=== Provided records ===
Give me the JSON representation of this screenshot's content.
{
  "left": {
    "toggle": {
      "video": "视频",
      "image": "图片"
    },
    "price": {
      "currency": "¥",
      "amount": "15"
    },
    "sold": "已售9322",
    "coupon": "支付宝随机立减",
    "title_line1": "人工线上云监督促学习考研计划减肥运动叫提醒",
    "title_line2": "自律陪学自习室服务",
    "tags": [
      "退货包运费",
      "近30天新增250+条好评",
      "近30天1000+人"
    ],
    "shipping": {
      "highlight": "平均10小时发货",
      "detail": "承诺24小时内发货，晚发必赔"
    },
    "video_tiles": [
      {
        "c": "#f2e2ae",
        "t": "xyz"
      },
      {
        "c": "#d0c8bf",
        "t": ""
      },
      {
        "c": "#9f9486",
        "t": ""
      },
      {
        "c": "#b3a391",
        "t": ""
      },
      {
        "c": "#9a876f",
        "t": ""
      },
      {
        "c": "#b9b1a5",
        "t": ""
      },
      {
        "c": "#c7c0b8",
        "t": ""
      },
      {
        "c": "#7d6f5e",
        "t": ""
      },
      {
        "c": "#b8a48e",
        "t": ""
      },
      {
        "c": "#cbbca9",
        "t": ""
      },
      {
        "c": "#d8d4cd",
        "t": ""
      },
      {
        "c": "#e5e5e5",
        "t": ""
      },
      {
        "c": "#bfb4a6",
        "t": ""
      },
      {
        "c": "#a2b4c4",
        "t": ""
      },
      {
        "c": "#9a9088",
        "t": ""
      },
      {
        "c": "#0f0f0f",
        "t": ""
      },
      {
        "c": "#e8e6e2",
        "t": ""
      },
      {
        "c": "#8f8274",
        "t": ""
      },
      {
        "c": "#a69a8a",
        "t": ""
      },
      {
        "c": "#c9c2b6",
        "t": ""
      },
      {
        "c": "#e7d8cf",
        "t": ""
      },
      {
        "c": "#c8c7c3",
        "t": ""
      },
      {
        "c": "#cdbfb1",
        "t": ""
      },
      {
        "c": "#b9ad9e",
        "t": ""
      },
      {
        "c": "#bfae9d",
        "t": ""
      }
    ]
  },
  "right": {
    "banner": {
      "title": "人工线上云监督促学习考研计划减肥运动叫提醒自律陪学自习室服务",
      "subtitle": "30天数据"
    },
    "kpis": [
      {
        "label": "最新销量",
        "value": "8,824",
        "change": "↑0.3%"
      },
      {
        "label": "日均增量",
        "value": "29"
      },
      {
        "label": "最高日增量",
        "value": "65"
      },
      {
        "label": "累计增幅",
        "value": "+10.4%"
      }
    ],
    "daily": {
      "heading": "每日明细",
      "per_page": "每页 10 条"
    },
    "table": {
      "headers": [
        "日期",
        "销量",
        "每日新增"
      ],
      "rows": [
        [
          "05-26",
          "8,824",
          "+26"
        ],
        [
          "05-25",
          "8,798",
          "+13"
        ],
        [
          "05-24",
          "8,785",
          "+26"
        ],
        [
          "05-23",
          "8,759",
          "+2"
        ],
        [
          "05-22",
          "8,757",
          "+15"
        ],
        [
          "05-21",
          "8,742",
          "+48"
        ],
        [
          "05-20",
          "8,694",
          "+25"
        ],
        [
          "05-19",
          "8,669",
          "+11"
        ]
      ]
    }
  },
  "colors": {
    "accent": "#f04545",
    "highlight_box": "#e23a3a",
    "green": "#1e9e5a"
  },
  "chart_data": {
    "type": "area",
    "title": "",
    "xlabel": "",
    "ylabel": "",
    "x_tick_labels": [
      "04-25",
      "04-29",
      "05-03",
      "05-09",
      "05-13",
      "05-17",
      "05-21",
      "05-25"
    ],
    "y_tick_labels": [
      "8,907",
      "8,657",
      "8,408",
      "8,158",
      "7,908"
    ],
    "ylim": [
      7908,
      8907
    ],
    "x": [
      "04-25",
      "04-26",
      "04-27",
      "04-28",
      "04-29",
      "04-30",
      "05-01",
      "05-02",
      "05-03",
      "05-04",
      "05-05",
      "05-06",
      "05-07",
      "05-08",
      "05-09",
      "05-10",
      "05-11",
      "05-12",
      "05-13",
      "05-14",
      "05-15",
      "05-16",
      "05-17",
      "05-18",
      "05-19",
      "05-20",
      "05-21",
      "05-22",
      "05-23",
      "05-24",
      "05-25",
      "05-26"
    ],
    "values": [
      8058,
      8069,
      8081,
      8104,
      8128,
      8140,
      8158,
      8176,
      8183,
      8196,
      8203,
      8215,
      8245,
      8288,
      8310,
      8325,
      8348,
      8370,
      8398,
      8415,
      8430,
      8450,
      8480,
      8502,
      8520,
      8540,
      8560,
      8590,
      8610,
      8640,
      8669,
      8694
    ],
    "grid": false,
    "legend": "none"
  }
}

=== Problem details ===
Output the entries exactly.

=== Written solution ===
Give me the JSON representation of this screenshot's content.
{
  "left": {
    "toggle": {
      "video": "视频",
      "image": "图片"
    },
    "price": {
      "currency": "¥",
      "amount": "15"
    },
    "sold": "已售9322",
    "coupon": "支付宝随机立减",
    "title_line1": "人工线上云监督促学习考研计划减肥运动叫提醒",
    "title_line2": "自律陪学自习室服务",
    "tags": [
      "退货包运费",
      "近30天新增250+条好评",
      "近30天1000+人"
    ],
    "shipping": {
      "highlight": "平均10小时发货",
      "detail": "承诺24小时内发货，晚发必赔"
    },
    "video_tiles": [
      {
        "c": "#f2e2ae",
        "t": "xyz"
      },
      {
        "c": "#d0c8bf",
        "t": ""
      },
      {
        "c": "#9f9486",
        "t": ""
      },
      {
        "c": "#b3a391",
        "t": ""
      },
      {
        "c": "#9a876f",
        "t": ""
      },
      {
        "c": "#b9b1a5",
        "t": ""
      },
      {
        "c": "#c7c0b8",
        "t": ""
      },
      {
        "c": "#7d6f5e",
        "t": ""
      },
      {
        "c": "#b8a48e",
        "t": ""
      },
      {
        "c": "#cbbca9",
        "t": ""
      },
      {
        "c": "#d8d4cd",
        "t": ""
      },
      {
        "c": "#e5e5e5",
        "t": ""
      },
      {
        "c": "#bfb4a6",
        "t": ""
      },
      {
        "c": "#a2b4c4",
        "t": ""
      },
      {
        "c": "#9a9088",
        "t": ""
      },
      {
        "c": "#0f0f0f",
        "t": ""
      },
      {
        "c": "#e8e6e2",
        "t": ""
      },
      {
        "c": "#8f8274",
        "t": ""
      },
      {
        "c": "#a69a8a",
        "t": ""
      },
      {
        "c": "#c9c2b6",
        "t": ""
      },
      {
        "c": "#e7d8cf",
        "t": ""
      },
      {
        "c": "#c8c7c3",
        "t": ""
      },
      {
        "c": "#cdbfb1",
        "t": ""
      },
      {
        "c": "#b9ad9e",
        "t": ""
      },
      {
        "c": "#bfae9d",
        "t": ""
      }
    ]
  },
  "right": {
    "banner": {
      "title": "人工线上云监督促学习考研计划减肥运动叫提醒自律陪学自习室服务",
      "subtitle": "30天数据"
    },
    "kpis": [
      {
        "label": "最新销量",
        "value": "8,824",
        "change": "↑0.3%"
      },
      {
        "label": "日均增量",
        "value": "29"
      },
      {
        "label": "最高日增量",
        "value": "65"
      },
      {
        "label": "累计增幅",
        "value": "+10.4%"
      }
    ],
    "daily": {
      "heading": "每日明细",
      "per_page": "每页 10 条"
    },
    "table": {
      "headers": [
        "日期",
        "销量",
        "每日新增"
      ],
      "rows": [
        [
          "05-26",
          "8,824",
          "+26"
        ],
        [
          "05-25",
          "8,798",
          "+13"
        ],
        [
          "05-24",
          "8,785",
          "+26"
        ],
        [
          "05-23",
          "8,759",
          "+2"
        ],
        [
          "05-22",
          "8,757",
          "+15"
        ],
        [
          "05-21",
          "8,742",
          "+48"
        ],
        [
          "05-20",
          "8,694",
          "+25"
        ],
        [
          "05-19",
          "8,669",
          "+11"
        ]
      ]
    }
  },
  "colors": {
    "accent": "#f04545",
    "highlight_box": "#e23a3a",
    "green": "#1e9e5a"
  },
  "chart_data": {
    "type": "area",
    "title": "",
    "xlabel": "",
    "ylabel": "",
    "x_tick_labels": [
      "04-25",
      "04-29",
      "05-03",
      "05-09",
      "05-13",
      "05-17",
      "05-21",
      "05-25"
    ],
    "y_tick_labels": [
      "8,907",
      "8,657",
      "8,408",
      "8,158",
      "7,908"
    ],
    "ylim": [
      7908,
      8907
    ],
    "x": [
      "04-25",
      "04-26",
      "04-27",
      "04-28",
      "04-29",
      "04-30",
      "05-01",
      "05-02",
      "05-03",
      "05-04",
      "05-05",
      "05-06",
      "05-07",
      "05-08",
      "05-09",
      "05-10",
      "05-11",
      "05-12",
      "05-13",
      "05-14",
      "05-15",
      "05-16",
      "05-17",
      "05-18",
      "05-19",
      "05-20",
      "05-21",
      "05-22",
      "05-23",
      "05-24",
      "05-25",
      "05-26"
    ],
    "values": [
      8058,
      8069,
      8081,
      8104,
      8128,
      8140,
      8158,
      8176,
      8183,
      8196,
      8203,
      8215,
      8245,
      8288,
      8310,
      8325,
      8348,
      8370,
      8398,
      8415,
      8430,
      8450,
      8480,
      8502,
      8520,
      8540,
      8560,
      8590,
      8610,
      8640,
      8669,
      8694
    ],
    "grid": false,
    "legend": "none"
  }
}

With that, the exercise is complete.